Records from a data collection:
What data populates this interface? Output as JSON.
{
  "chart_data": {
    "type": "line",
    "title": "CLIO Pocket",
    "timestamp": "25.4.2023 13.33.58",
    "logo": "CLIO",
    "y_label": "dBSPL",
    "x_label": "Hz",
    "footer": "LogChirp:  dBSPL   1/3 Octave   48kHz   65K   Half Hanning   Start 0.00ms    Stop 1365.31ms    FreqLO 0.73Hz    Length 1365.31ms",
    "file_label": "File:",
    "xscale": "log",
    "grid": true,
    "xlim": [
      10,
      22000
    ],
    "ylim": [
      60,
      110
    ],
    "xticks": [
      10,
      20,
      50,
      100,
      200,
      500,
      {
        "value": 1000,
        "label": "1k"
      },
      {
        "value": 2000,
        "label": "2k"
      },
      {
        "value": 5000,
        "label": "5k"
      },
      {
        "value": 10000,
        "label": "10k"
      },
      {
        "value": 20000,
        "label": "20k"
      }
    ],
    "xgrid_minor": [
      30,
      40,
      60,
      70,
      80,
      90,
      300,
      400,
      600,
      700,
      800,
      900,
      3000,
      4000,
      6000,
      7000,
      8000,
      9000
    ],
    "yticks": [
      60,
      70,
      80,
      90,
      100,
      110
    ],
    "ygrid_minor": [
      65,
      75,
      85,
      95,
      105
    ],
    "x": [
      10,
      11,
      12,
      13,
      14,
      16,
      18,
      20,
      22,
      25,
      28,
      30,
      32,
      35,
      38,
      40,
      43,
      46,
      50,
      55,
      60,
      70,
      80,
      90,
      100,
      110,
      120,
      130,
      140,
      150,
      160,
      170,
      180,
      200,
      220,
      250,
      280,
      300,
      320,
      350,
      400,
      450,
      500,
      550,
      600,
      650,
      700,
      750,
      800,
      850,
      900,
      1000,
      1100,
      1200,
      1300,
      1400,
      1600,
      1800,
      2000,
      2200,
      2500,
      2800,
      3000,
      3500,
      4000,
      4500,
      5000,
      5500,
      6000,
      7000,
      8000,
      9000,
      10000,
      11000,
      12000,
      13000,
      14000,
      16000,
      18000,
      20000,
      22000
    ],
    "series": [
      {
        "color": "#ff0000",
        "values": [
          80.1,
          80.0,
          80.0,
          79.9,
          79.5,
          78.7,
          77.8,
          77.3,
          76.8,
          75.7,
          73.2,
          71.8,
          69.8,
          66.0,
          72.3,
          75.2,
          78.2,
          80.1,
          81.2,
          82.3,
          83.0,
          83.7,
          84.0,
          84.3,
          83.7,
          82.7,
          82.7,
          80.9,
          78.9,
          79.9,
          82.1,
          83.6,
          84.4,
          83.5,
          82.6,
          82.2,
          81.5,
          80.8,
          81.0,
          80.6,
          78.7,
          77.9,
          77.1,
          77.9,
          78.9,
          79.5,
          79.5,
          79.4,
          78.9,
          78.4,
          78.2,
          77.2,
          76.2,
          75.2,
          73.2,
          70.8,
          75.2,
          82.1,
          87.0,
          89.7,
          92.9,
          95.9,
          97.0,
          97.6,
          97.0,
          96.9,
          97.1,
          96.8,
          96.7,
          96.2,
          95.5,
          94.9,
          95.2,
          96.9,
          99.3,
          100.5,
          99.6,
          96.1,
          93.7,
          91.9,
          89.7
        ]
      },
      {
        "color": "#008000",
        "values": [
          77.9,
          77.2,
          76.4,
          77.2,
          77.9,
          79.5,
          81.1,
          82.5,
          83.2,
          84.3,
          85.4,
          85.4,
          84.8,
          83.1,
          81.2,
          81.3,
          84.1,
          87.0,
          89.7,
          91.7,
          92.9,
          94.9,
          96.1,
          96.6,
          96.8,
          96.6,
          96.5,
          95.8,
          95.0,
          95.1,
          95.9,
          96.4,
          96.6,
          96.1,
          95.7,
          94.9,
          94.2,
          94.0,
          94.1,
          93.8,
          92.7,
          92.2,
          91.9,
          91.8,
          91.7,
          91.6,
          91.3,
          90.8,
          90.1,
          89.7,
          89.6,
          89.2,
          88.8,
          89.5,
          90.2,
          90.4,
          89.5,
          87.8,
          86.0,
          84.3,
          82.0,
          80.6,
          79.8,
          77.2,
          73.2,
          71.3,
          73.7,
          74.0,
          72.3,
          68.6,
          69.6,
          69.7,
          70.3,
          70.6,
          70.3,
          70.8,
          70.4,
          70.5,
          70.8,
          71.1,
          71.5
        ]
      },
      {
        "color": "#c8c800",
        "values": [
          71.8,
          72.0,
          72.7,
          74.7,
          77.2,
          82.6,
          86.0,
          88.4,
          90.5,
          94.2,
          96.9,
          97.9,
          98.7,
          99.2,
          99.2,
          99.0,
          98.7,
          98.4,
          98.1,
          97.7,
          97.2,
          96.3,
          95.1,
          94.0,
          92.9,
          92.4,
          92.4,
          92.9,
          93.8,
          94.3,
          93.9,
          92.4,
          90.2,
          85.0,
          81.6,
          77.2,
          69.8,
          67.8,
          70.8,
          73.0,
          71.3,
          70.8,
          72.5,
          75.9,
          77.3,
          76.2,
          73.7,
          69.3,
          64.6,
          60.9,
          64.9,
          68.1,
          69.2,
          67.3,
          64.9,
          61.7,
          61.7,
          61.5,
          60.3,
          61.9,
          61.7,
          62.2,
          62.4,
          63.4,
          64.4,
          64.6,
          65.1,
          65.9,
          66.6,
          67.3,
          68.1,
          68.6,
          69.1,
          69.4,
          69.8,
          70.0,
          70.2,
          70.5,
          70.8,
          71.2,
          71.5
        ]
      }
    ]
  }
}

-- GOAL OF THE EXERCISE --
Every line of the material must be returned exactly as it appears.

-- WORKED ANSWER --
What data populates this interface? Output as JSON.
{
  "chart_data": {
    "type": "line",
    "title": "CLIO Pocket",
    "timestamp": "25.4.2023 13.33.58",
    "logo": "CLIO",
    "y_label": "dBSPL",
    "x_label": "Hz",
    "footer": "LogChirp:  dBSPL   1/3 Octave   48kHz   65K   Half Hanning   Start 0.00ms    Stop 1365.31ms    FreqLO 0.73Hz    Length 1365.31ms",
    "file_label": "File:",
    "xscale": "log",
    "grid": true,
    "xlim": [
      10,
      22000
    ],
    "ylim": [
      60,
      110
    ],
    "xticks": [
      10,
      20,
      50,
      100,
      200,
      500,
      {
        "value": 1000,
        "label": "1k"
      },
      {
        "value": 2000,
        "label": "2k"
      },
      {
        "value": 5000,
        "label": "5k"
      },
      {
        "value": 10000,
        "label": "10k"
      },
      {
        "value": 20000,
        "label": "20k"
      }
    ],
    "xgrid_minor": [
      30,
      40,
      60,
      70,
      80,
      90,
      300,
      400,
      600,
      700,
      800,
      900,
      3000,
      4000,
      6000,
      7000,
      8000,
      9000
    ],
    "yticks": [
      60,
      70,
      80,
      90,
      100,
      110
    ],
    "ygrid_minor": [
      65,
      75,
      85,
      95,
      105
    ],
    "x": [
      10,
      11,
      12,
      13,
      14,
      16,
      18,
      20,
      22,
      25,
      28,
      30,
      32,
      35,
      38,
      40,
      43,
      46,
      50,
      55,
      60,
      70,
      80,
      90,
      100,
      110,
      120,
      130,
      140,
      150,
      160,
      170,
      180,
      200,
      220,
      250,
      280,
      300,
      320,
      350,
      400,
      450,
      500,
      550,
      600,
      650,
      700,
      750,
      800,
      850,
      900,
      1000,
      1100,
      1200,
      1300,
      1400,
      1600,
      1800,
      2000,
      2200,
      2500,
      2800,
      3000,
      3500,
      4000,
      4500,
      5000,
      5500,
      6000,
      7000,
      8000,
      9000,
      10000,
      11000,
      12000,
      13000,
      14000,
      16000,
      18000,
      20000,
      22000
    ],
    "series": [
      {
        "color": "#ff0000",
        "values": [
          80.1,
          80.0,
          80.0,
          79.9,
          79.5,
          78.7,
          77.8,
          77.3,
          76.8,
          75.7,
          73.2,
          71.8,
          69.8,
          66.0,
          72.3,
          75.2,
          78.2,
          80.1,
          81.2,
          82.3,
          83.0,
          83.7,
          84.0,
          84.3,
          83.7,
          82.7,
          82.7,
          80.9,
          78.9,
          79.9,
          82.1,
          83.6,
          84.4,
          83.5,
          82.6,
          82.2,
          81.5,
          80.8,
          81.0,
          80.6,
          78.7,
          77.9,
          77.1,
          77.9,
          78.9,
          79.5,
          79.5,
          79.4,
          78.9,
          78.4,
          78.2,
          77.2,
          76.2,
          75.2,
          73.2,
          70.8,
          75.2,
          82.1,
          87.0,
          89.7,
          92.9,
          95.9,
          97.0,
          97.6,
          97.0,
          96.9,
          97.1,
          96.8,
          96.7,
          96.2,
          95.5,
          94.9,
          95.2,
          96.9,
          99.3,
          100.5,
          99.6,
          96.1,
          93.7,
          91.9,
          89.7
        ]
      },
      {
        "color": "#008000",
        "values": [
          77.9,
          77.2,
          76.4,
          77.2,
          77.9,
          79.5,
          81.1,
          82.5,
          83.2,
          84.3,
          85.4,
          85.4,
          84.8,
          83.1,
          81.2,
          81.3,
          84.1,
          87.0,
          89.7,
          91.7,
          92.9,
          94.9,
          96.1,
          96.6,
          96.8,
          96.6,
          96.5,
          95.8,
          95.0,
          95.1,
          95.9,
          96.4,
          96.6,
          96.1,
          95.7,
          94.9,
          94.2,
          94.0,
          94.1,
          93.8,
          92.7,
          92.2,
          91.9,
          91.8,
          91.7,
          91.6,
          91.3,
          90.8,
          90.1,
          89.7,
          89.6,
          89.2,
          88.8,
          89.5,
          90.2,
          90.4,
          89.5,
          87.8,
          86.0,
          84.3,
          82.0,
          80.6,
          79.8,
          77.2,
          73.2,
          71.3,
          73.7,
          74.0,
          72.3,
          68.6,
          69.6,
          69.7,
          70.3,
          70.6,
          70.3,
          70.8,
          70.4,
          70.5,
          70.8,
          71.1,
          71.5
        ]
      },
      {
        "color": "#c8c800",
        "values": [
          71.8,
          72.0,
          72.7,
          74.7,
          77.2,
          82.6,
          86.0,
          88.4,
          90.5,
          94.2,
          96.9,
          97.9,
          98.7,
          99.2,
          99.2,
          99.0,
          98.7,
          98.4,
          98.1,
          97.7,
          97.2,
          96.3,
          95.1,
          94.0,
          92.9,
          92.4,
          92.4,
          92.9,
          93.8,
          94.3,
          93.9,
          92.4,
          90.2,
          85.0,
          81.6,
          77.2,
          69.8,
          67.8,
          70.8,
          73.0,
          71.3,
          70.8,
          72.5,
          75.9,
          77.3,
          76.2,
          73.7,
          69.3,
          64.6,
          60.9,
          64.9,
          68.1,
          69.2,
          67.3,
          64.9,
          61.7,
          61.7,
          61.5,
          60.3,
          61.9,
          61.7,
          62.2,
          62.4,
          63.4,
          64.4,
          64.6,
          65.1,
          65.9,
          66.6,
          67.3,
          68.1,
          68.6,
          69.1,
          69.4,
          69.8,
          70.0,
          70.2,
          70.5,
          70.8,
          71.2,
          71.5
        ]
      }
    ]
  }
}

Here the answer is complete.